#### What is expected
In your copy, leave out the pictures; write out all the data exactly.

#### Data entries for graphics
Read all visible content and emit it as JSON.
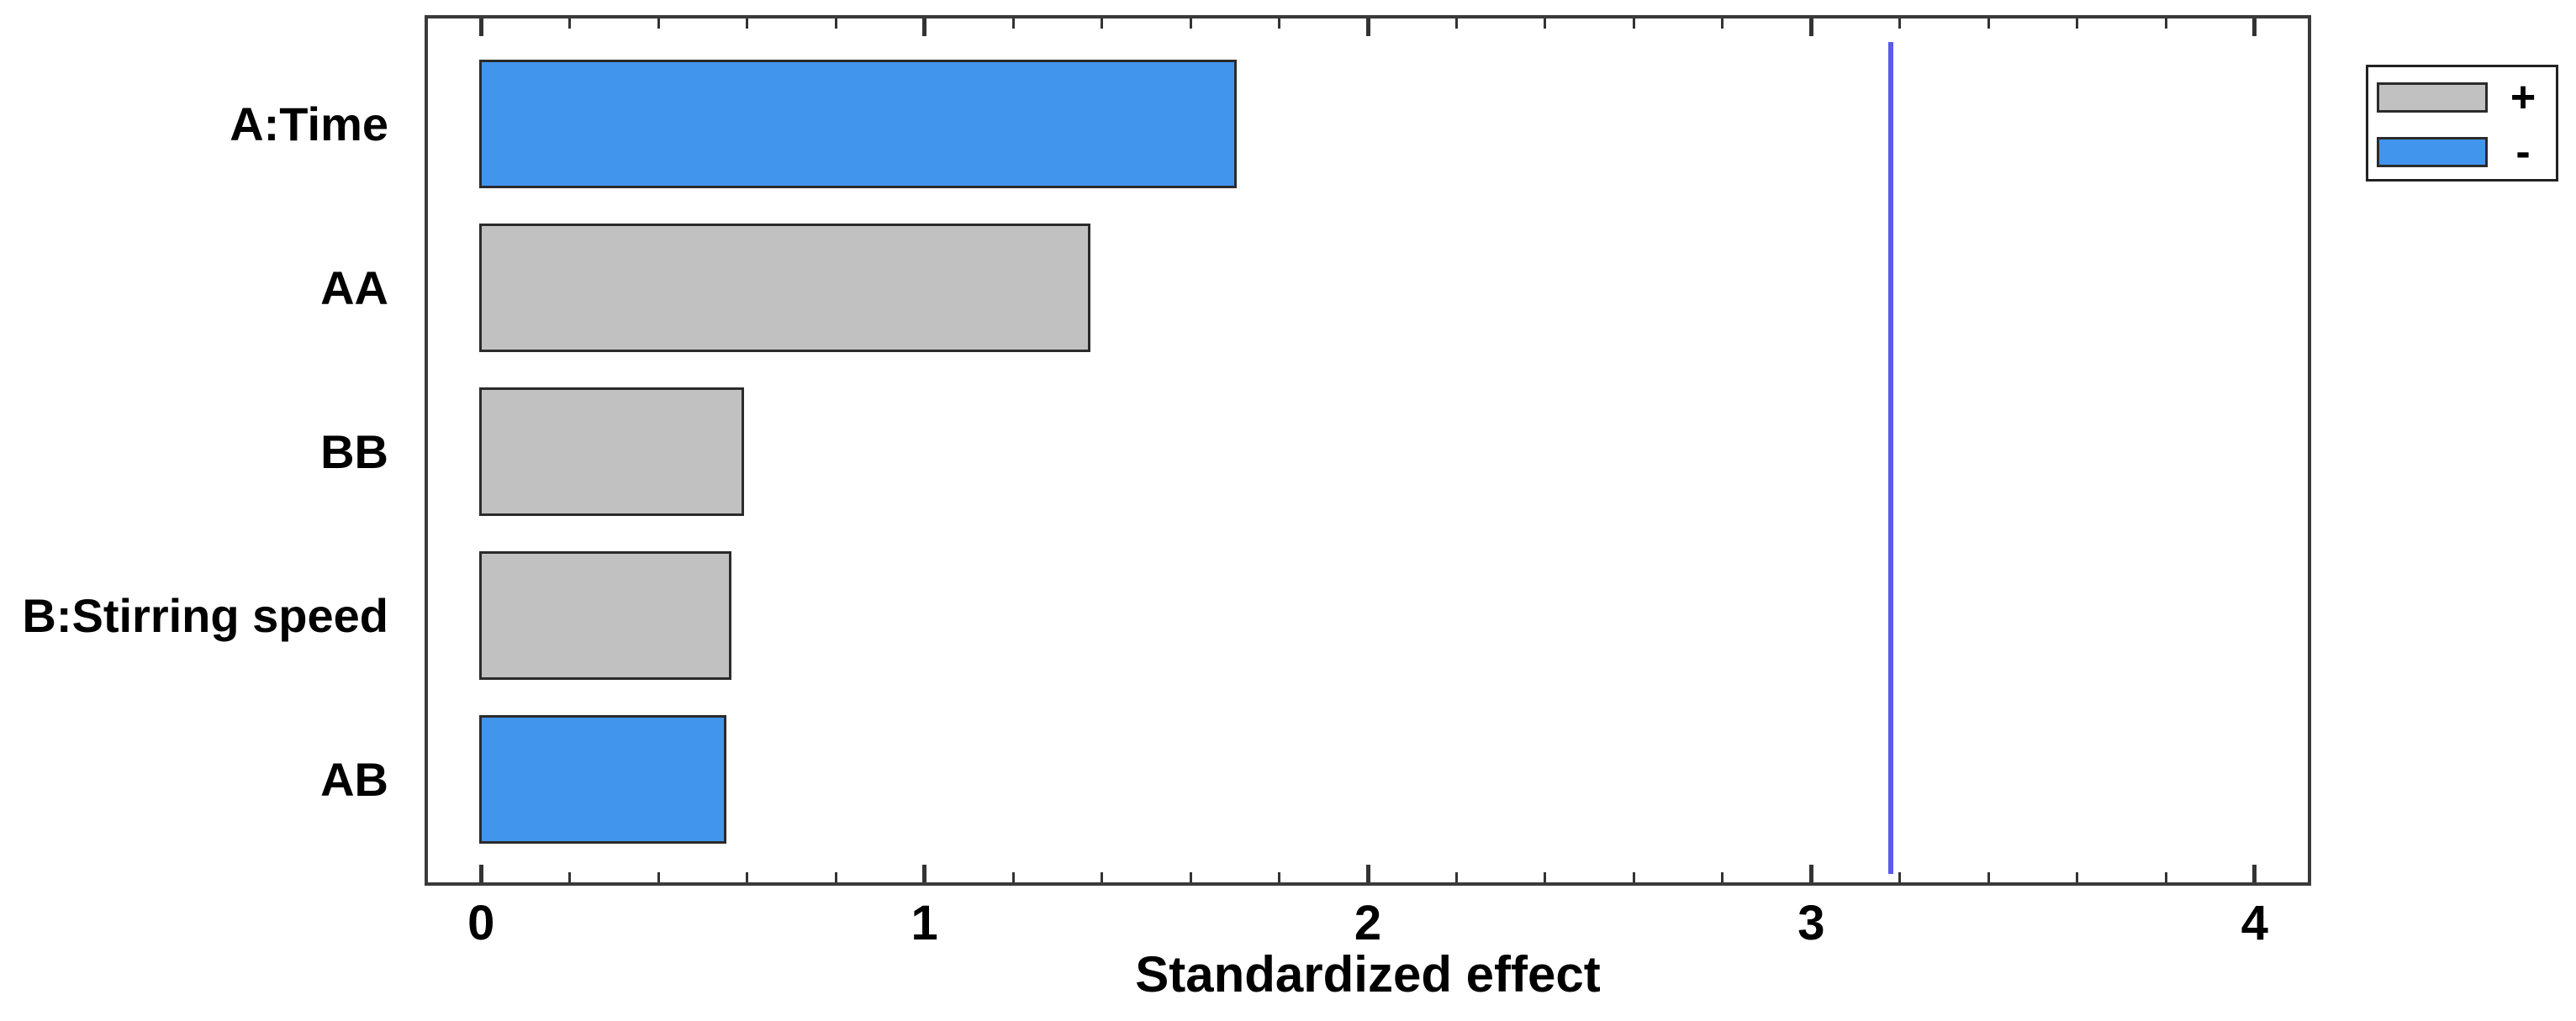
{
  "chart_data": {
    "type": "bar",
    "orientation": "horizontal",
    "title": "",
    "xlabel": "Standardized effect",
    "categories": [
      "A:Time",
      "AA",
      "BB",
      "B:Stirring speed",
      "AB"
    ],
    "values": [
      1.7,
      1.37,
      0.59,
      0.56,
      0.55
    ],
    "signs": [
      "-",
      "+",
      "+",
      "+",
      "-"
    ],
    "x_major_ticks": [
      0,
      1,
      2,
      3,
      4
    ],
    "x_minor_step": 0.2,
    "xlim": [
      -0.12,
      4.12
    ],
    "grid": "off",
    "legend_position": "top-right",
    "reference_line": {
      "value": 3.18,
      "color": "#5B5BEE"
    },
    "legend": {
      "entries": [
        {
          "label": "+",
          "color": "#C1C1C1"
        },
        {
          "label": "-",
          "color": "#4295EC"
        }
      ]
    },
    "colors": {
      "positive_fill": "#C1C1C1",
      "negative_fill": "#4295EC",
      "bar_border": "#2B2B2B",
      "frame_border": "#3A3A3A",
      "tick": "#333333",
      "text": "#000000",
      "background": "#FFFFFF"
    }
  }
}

#### Complete response
Read all visible content and emit it as JSON.
{
  "chart_data": {
    "type": "bar",
    "orientation": "horizontal",
    "title": "",
    "xlabel": "Standardized effect",
    "categories": [
      "A:Time",
      "AA",
      "BB",
      "B:Stirring speed",
      "AB"
    ],
    "values": [
      1.7,
      1.37,
      0.59,
      0.56,
      0.55
    ],
    "signs": [
      "-",
      "+",
      "+",
      "+",
      "-"
    ],
    "x_major_ticks": [
      0,
      1,
      2,
      3,
      4
    ],
    "x_minor_step": 0.2,
    "xlim": [
      -0.12,
      4.12
    ],
    "grid": "off",
    "legend_position": "top-right",
    "reference_line": {
      "value": 3.18,
      "color": "#5B5BEE"
    },
    "legend": {
      "entries": [
        {
          "label": "+",
          "color": "#C1C1C1"
        },
        {
          "label": "-",
          "color": "#4295EC"
        }
      ]
    },
    "colors": {
      "positive_fill": "#C1C1C1",
      "negative_fill": "#4295EC",
      "bar_border": "#2B2B2B",
      "frame_border": "#3A3A3A",
      "tick": "#333333",
      "text": "#000000",
      "background": "#FFFFFF"
    }
  }
}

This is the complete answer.